» INSTRUCTIONS TO FOLLOW
Scan the data beneath this task and copy each line that includes "Verified".

[START RECORDS FOR PROCESSING]

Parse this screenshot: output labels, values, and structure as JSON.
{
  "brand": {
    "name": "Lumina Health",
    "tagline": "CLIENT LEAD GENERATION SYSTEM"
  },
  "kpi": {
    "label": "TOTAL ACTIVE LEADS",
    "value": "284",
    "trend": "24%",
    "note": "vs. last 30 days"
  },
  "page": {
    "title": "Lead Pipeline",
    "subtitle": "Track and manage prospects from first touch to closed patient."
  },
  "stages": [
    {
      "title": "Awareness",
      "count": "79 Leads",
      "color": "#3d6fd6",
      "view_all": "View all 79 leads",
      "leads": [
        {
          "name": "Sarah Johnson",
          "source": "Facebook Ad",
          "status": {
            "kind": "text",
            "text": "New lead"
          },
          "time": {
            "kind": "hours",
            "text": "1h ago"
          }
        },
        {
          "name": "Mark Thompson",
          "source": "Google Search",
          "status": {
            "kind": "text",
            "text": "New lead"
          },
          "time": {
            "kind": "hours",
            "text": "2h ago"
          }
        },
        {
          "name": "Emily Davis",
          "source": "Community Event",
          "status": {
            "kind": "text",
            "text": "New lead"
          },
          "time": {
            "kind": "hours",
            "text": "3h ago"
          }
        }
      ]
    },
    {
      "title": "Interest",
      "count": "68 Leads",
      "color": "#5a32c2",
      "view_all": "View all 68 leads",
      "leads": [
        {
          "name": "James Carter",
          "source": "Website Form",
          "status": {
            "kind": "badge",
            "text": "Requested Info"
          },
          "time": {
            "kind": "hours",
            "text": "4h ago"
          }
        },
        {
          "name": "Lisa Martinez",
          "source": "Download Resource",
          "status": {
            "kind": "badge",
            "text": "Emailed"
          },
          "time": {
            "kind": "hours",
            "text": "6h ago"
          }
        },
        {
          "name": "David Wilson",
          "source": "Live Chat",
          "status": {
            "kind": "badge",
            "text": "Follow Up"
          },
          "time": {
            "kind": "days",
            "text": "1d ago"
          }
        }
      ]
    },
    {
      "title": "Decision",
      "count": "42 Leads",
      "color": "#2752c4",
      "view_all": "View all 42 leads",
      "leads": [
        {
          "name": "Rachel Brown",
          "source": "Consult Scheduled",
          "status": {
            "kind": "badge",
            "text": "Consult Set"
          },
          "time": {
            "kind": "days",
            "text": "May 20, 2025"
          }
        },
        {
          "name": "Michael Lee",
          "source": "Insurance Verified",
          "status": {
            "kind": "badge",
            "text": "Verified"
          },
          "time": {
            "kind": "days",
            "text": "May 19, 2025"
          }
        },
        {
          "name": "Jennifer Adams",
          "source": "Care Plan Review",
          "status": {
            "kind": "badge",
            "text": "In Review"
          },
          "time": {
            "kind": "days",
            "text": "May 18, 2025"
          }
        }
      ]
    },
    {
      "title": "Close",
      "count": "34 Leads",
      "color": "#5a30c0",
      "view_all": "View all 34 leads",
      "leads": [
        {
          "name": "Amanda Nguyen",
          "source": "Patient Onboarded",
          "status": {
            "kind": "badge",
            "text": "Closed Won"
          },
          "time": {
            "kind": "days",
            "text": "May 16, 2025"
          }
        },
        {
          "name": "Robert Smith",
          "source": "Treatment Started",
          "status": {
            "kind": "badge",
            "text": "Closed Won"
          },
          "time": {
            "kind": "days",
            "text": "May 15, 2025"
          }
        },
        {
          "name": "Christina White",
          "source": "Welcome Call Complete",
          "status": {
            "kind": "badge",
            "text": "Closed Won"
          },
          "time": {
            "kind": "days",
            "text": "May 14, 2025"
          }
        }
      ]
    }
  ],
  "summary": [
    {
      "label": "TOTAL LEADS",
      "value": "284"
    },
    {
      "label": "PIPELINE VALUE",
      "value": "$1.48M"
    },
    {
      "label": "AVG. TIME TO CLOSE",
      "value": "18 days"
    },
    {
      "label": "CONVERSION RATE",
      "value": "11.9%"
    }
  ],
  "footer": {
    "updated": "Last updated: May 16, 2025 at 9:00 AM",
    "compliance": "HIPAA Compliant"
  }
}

[END RECORDS FOR PROCESSING]

» THE ANSWER
          "source": "Insurance Verified",
            "text": "Verified"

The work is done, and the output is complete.